___ Extracted data ___

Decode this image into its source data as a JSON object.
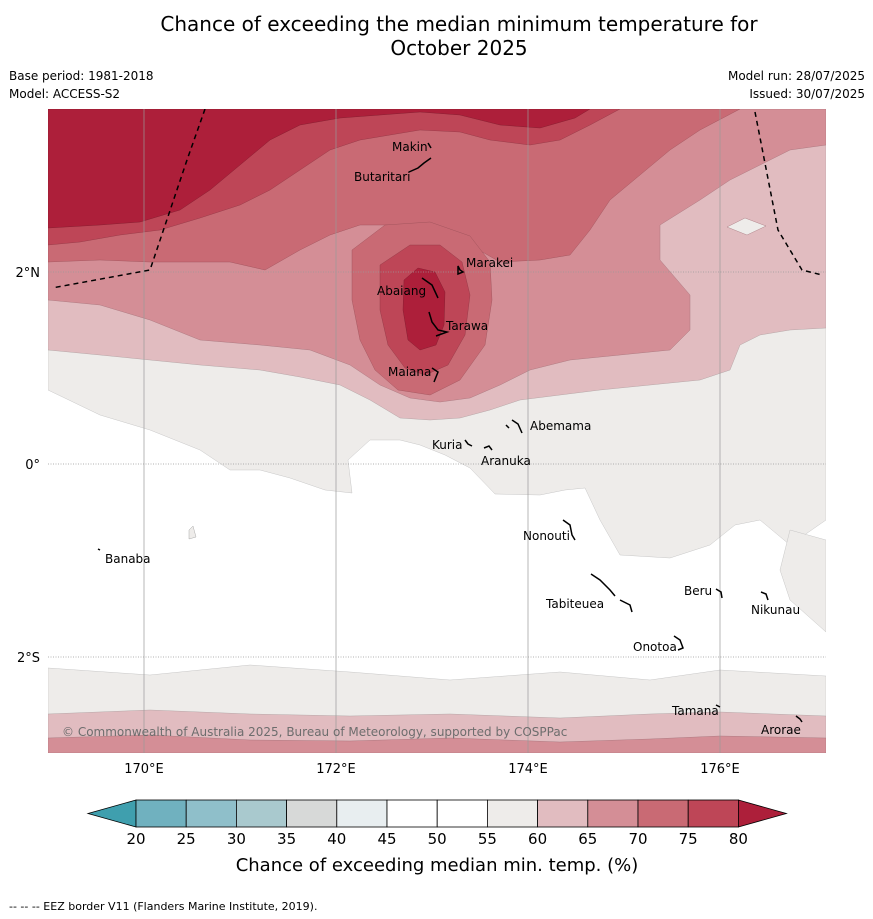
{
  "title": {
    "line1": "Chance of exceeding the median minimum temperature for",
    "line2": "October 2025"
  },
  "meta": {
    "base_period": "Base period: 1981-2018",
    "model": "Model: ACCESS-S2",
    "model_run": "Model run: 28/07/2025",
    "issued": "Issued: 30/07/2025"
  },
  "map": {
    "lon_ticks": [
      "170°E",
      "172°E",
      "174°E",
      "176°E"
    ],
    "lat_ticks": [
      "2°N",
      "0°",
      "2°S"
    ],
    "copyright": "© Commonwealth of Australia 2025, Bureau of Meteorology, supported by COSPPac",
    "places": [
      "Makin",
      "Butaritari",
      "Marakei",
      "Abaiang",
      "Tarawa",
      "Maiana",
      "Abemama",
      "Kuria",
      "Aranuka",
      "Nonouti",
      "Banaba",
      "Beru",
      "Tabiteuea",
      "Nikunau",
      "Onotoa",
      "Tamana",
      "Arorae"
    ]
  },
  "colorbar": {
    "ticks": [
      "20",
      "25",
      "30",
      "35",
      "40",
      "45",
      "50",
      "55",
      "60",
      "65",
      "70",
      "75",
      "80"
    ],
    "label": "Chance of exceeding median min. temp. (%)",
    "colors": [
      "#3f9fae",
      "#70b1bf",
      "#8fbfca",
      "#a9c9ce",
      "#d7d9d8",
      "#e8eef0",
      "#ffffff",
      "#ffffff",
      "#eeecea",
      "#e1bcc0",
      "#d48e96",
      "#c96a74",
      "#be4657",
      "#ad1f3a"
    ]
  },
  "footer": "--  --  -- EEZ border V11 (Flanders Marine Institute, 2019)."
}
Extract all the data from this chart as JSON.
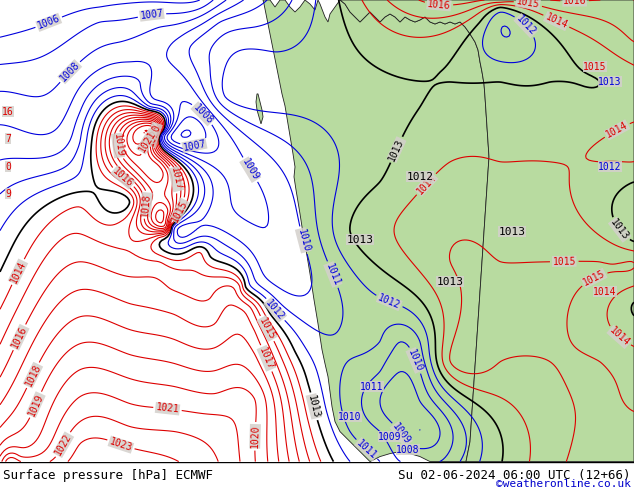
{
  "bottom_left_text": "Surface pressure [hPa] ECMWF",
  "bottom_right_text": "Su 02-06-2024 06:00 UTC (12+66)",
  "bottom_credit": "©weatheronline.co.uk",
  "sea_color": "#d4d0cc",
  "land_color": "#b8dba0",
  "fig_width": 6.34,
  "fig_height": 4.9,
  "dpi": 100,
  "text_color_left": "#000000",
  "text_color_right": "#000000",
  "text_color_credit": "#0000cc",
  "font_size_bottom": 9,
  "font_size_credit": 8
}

___

- Problem to work on:
Word for word, quote the lines above. Omit the pictures.

- Answer for the task:
Decode this image into its source data as a JSON object.
{
  "title": {
    "line1": "Chance of exceeding the median minimum temperature for",
    "line2": "October 2025"
  },
  "meta": {
    "base_period": "Base period: 1981-2018",
    "model": "Model: ACCESS-S2",
    "model_run": "Model run: 28/07/2025",
    "issued": "Issued: 30/07/2025"
  },
  "map": {
    "lon_ticks": [
      "170°E",
      "172°E",
      "174°E",
      "176°E"
    ],
    "lat_ticks": [
      "2°N",
      "0°",
      "2°S"
    ],
    "copyright": "© Commonwealth of Australia 2025, Bureau of Meteorology, supported by COSPPac",
    "places": [
      "Makin",
      "Butaritari",
      "Marakei",
      "Abaiang",
      "Tarawa",
      "Maiana",
      "Abemama",
      "Kuria",
      "Aranuka",
      "Nonouti",
      "Banaba",
      "Beru",
      "Tabiteuea",
      "Nikunau",
      "Onotoa",
      "Tamana",
      "Arorae"
    ]
  },
  "colorbar": {
    "ticks": [
      "20",
      "25",
      "30",
      "35",
      "40",
      "45",
      "50",
      "55",
      "60",
      "65",
      "70",
      "75",
      "80"
    ],
    "label": "Chance of exceeding median min. temp. (%)",
    "colors": [
      "#3f9fae",
      "#70b1bf",
      "#8fbfca",
      "#a9c9ce",
      "#d7d9d8",
      "#e8eef0",
      "#ffffff",
      "#ffffff",
      "#eeecea",
      "#e1bcc0",
      "#d48e96",
      "#c96a74",
      "#be4657",
      "#ad1f3a"
    ]
  },
  "footer": "--  --  -- EEZ border V11 (Flanders Marine Institute, 2019)."
}
Extract all the data from this chart as JSON.
{
  "bottom_left_text": "Surface pressure [hPa] ECMWF",
  "bottom_right_text": "Su 02-06-2024 06:00 UTC (12+66)",
  "bottom_credit": "©weatheronline.co.uk",
  "sea_color": "#d4d0cc",
  "land_color": "#b8dba0",
  "fig_width": 6.34,
  "fig_height": 4.9,
  "dpi": 100,
  "text_color_left": "#000000",
  "text_color_right": "#000000",
  "text_color_credit": "#0000cc",
  "font_size_bottom": 9,
  "font_size_credit": 8
}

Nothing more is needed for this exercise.